WHAT IS NEEDED: Scan the listing below. Report each line that includes "כלומר".

--- EXTRACTED INFORMATION ---

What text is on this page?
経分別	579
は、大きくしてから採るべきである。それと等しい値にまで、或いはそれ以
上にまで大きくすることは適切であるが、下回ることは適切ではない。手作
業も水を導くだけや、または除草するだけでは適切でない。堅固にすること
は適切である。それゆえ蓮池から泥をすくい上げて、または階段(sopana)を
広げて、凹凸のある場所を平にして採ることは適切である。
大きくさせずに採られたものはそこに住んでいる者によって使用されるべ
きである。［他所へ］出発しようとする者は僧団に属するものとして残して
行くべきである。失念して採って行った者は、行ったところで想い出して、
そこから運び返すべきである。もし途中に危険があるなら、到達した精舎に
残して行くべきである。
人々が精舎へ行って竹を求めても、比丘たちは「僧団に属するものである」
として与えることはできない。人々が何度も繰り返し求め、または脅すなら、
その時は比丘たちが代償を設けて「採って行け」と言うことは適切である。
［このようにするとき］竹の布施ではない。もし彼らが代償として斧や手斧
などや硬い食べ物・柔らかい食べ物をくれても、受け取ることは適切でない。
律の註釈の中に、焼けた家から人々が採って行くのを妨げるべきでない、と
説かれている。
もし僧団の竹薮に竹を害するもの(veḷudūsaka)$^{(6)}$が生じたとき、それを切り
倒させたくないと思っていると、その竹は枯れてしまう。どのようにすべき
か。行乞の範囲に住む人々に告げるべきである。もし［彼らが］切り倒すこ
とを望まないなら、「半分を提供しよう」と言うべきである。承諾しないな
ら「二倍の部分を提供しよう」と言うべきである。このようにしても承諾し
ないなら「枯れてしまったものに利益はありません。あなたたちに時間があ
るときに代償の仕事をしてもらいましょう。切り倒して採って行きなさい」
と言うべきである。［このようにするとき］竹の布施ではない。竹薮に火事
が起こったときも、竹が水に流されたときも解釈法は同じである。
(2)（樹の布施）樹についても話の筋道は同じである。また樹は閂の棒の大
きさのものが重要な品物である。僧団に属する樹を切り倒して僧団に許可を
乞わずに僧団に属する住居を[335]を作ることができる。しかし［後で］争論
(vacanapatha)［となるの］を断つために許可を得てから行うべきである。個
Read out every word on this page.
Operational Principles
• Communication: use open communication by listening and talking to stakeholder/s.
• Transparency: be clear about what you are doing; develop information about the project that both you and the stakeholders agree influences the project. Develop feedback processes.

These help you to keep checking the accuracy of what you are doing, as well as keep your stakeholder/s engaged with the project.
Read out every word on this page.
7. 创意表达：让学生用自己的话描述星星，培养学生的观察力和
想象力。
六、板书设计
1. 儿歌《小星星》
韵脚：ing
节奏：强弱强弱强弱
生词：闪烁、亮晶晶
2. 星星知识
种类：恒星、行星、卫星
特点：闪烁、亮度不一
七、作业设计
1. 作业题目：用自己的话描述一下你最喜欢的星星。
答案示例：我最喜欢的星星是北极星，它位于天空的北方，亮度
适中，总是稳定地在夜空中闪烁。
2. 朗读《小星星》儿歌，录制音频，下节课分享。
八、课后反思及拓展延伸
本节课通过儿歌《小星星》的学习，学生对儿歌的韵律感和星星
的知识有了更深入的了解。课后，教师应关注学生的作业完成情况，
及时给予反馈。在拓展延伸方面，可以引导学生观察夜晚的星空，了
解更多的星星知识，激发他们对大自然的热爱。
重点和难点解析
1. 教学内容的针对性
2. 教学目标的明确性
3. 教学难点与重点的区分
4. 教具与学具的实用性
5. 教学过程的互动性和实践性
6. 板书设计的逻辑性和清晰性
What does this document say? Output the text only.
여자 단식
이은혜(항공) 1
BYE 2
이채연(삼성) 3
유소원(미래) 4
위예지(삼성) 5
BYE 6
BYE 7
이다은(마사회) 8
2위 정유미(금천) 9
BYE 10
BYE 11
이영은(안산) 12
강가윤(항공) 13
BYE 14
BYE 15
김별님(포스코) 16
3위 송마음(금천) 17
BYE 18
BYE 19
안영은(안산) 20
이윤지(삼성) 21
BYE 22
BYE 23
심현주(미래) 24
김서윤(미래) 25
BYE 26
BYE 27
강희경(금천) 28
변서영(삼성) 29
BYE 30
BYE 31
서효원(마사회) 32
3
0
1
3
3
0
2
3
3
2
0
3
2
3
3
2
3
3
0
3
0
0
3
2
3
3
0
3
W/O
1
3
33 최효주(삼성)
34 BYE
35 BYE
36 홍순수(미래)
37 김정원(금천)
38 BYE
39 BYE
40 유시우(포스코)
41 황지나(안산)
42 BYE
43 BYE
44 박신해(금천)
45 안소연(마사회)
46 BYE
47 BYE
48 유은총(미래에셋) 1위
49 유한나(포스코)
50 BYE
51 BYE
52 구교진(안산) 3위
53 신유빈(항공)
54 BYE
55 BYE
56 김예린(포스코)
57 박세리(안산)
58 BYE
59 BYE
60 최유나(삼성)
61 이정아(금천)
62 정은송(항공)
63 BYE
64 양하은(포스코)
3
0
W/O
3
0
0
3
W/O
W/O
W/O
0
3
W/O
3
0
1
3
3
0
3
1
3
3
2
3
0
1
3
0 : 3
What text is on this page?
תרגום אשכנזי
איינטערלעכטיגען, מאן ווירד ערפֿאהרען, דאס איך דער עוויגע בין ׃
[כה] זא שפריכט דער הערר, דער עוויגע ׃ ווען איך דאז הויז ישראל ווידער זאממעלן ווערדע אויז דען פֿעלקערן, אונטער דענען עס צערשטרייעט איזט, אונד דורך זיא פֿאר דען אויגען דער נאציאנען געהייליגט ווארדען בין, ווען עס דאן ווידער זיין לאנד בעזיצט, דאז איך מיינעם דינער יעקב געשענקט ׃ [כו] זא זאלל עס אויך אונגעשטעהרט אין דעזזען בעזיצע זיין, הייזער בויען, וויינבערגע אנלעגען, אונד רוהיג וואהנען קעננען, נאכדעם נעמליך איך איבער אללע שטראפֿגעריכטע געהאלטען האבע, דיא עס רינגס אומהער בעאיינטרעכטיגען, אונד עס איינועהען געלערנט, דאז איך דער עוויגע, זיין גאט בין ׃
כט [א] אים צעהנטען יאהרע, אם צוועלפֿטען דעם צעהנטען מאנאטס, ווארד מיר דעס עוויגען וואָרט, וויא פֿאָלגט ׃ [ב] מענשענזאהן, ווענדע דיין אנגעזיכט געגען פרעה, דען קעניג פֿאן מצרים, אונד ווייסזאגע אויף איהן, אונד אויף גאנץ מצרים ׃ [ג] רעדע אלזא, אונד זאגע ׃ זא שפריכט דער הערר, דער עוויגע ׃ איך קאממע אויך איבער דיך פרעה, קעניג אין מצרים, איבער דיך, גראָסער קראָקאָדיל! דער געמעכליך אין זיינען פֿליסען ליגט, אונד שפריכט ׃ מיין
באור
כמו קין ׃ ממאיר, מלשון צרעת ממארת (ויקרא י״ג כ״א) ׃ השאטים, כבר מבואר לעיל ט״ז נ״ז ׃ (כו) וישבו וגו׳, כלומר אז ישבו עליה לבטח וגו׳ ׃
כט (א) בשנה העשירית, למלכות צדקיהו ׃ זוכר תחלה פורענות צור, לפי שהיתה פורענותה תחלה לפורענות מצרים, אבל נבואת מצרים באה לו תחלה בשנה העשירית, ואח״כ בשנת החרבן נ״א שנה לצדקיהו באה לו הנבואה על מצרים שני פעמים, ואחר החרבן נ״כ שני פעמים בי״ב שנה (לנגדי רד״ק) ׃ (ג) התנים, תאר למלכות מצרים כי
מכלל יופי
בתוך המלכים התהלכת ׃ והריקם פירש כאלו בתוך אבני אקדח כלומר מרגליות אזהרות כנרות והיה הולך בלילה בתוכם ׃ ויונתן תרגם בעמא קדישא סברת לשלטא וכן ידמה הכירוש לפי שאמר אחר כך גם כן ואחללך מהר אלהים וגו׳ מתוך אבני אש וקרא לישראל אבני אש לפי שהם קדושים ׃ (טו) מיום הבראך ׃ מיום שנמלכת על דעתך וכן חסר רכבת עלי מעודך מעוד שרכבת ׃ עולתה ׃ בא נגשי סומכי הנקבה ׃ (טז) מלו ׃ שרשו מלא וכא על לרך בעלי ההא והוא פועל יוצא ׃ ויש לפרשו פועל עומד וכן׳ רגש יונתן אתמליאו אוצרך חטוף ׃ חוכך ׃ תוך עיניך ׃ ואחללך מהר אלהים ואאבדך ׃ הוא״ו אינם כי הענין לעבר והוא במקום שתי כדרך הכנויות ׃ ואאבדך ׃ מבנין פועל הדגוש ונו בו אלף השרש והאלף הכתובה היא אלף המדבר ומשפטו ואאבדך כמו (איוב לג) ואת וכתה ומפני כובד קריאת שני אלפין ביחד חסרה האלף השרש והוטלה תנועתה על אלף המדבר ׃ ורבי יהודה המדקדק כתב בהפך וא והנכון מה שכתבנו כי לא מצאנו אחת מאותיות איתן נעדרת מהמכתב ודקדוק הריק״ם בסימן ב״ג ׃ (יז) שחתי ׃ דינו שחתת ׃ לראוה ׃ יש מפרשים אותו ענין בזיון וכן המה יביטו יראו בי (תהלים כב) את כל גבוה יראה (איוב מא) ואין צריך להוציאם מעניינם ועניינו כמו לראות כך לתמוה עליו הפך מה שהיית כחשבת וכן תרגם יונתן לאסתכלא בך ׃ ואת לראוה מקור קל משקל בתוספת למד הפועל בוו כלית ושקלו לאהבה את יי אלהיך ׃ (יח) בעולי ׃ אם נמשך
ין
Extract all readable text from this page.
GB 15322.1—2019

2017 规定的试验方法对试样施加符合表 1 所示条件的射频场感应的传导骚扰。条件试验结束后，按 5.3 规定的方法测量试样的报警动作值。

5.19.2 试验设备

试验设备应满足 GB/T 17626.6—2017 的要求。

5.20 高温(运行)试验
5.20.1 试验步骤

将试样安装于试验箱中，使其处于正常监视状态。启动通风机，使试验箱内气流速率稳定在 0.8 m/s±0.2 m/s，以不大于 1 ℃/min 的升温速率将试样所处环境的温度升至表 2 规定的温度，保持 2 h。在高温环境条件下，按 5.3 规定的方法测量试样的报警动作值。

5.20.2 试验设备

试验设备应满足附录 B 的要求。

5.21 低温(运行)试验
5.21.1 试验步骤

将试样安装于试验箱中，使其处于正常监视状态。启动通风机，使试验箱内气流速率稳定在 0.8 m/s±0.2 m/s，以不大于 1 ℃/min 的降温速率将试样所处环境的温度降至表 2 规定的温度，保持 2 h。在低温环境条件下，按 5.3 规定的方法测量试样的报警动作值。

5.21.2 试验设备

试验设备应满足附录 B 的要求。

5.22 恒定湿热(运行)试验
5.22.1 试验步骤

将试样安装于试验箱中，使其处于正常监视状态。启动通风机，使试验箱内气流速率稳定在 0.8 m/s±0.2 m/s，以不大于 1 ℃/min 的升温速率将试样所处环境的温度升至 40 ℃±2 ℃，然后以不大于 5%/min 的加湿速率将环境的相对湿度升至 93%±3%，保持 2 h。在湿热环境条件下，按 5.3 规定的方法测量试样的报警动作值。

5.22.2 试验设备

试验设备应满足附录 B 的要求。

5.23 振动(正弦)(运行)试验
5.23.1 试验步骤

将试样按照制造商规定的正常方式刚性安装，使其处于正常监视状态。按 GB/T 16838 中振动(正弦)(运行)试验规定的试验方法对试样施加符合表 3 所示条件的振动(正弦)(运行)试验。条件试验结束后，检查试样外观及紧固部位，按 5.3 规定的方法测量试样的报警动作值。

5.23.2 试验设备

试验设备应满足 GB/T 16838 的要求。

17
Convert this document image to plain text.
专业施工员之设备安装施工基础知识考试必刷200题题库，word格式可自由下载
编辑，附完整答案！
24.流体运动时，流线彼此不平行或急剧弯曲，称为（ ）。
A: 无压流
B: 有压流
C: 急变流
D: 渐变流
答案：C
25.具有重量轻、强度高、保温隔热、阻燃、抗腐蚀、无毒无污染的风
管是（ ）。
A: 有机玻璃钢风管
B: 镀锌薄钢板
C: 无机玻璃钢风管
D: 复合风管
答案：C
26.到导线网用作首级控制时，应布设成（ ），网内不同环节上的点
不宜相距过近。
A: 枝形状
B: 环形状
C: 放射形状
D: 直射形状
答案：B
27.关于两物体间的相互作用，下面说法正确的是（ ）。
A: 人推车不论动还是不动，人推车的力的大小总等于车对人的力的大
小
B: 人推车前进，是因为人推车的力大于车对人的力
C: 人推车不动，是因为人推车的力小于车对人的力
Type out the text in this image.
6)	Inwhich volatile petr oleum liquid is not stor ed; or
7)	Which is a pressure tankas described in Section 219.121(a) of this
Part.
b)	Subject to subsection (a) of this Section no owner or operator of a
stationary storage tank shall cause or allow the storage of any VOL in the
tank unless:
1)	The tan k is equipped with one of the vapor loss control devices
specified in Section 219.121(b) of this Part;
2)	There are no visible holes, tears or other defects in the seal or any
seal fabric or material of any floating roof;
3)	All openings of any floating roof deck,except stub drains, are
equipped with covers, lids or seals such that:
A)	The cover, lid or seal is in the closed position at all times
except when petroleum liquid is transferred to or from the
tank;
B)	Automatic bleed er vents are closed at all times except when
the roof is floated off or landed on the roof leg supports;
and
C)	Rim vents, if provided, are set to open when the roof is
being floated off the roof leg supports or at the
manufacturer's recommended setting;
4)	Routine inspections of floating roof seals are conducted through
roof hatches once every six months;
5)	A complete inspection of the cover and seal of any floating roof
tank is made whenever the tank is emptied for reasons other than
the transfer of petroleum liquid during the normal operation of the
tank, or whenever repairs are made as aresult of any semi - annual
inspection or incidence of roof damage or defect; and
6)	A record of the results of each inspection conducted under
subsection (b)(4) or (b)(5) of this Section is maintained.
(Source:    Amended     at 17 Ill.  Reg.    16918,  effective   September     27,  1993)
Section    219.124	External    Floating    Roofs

---

COMPLETED EXERCISE:
כמו קין ׃ ממאיר, מלשון צרעת ממארת (ויקרא י״ג כ״א) ׃ השאטים, כבר מבואר לעיל ט״ז נ״ז ׃ (כו) וישבו וגו׳, כלומר אז ישבו עליה לבטח וגו׳ ׃
בתוך המלכים התהלכת ׃ והריקם פירש כאלו בתוך אבני אקדח כלומר מרגליות אזהרות כנרות והיה הולך בלילה בתוכם ׃ ויונתן תרגם בעמא קדישא סברת לשלטא וכן ידמה הכירוש לפי שאמר אחר כך גם כן ואחללך מהר אלהים וגו׳ מתוך אבני אש וקרא לישראל אבני אש לפי שהם קדושים ׃ (טו) מיום הבראך ׃ מיום שנמלכת על דעתך וכן חסר רכבת עלי מעודך מעוד שרכבת ׃ עולתה ׃ בא נגשי סומכי הנקבה ׃ (טז) מלו ׃ שרשו מלא וכא על לרך בעלי ההא והוא פועל יוצא ׃ ויש לפרשו פועל עומד וכן׳ רגש יונתן אתמליאו אוצרך חטוף ׃ חוכך ׃ תוך עיניך ׃ ואחללך מהר אלהים ואאבדך ׃ הוא״ו אינם כי הענין לעבר והוא במקום שתי כדרך הכנויות ׃ ואאבדך ׃ מבנין פועל הדגוש ונו בו אלף השרש והאלף הכתובה היא אלף המדבר ומשפטו ואאבדך כמו (איוב לג) ואת וכתה ומפני כובד קריאת שני אלפין ביחד חסרה האלף השרש והוטלה תנועתה על אלף המדבר ׃ ורבי יהודה המדקדק כתב בהפך וא והנכון מה שכתבנו כי לא מצאנו אחת מאותיות איתן נעדרת מהמכתב ודקדוק הריק״ם בסימן ב״ג ׃ (יז) שחתי ׃ דינו שחתת ׃ לראוה ׃ יש מפרשים אותו ענין בזיון וכן המה יביטו יראו בי (תהלים כב) את כל גבוה יראה (איוב מא) ואין צריך להוציאם מעניינם ועניינו כמו לראות כך לתמוה עליו הפך מה שהיית כחשבת וכן תרגם יונתן לאסתכלא בך ׃ ואת לראוה מקור קל משקל בתוספת למד הפועל בוו כלית ושקלו לאהבה את יי אלהיך ׃ (יח) בעולי ׃ אם נמשך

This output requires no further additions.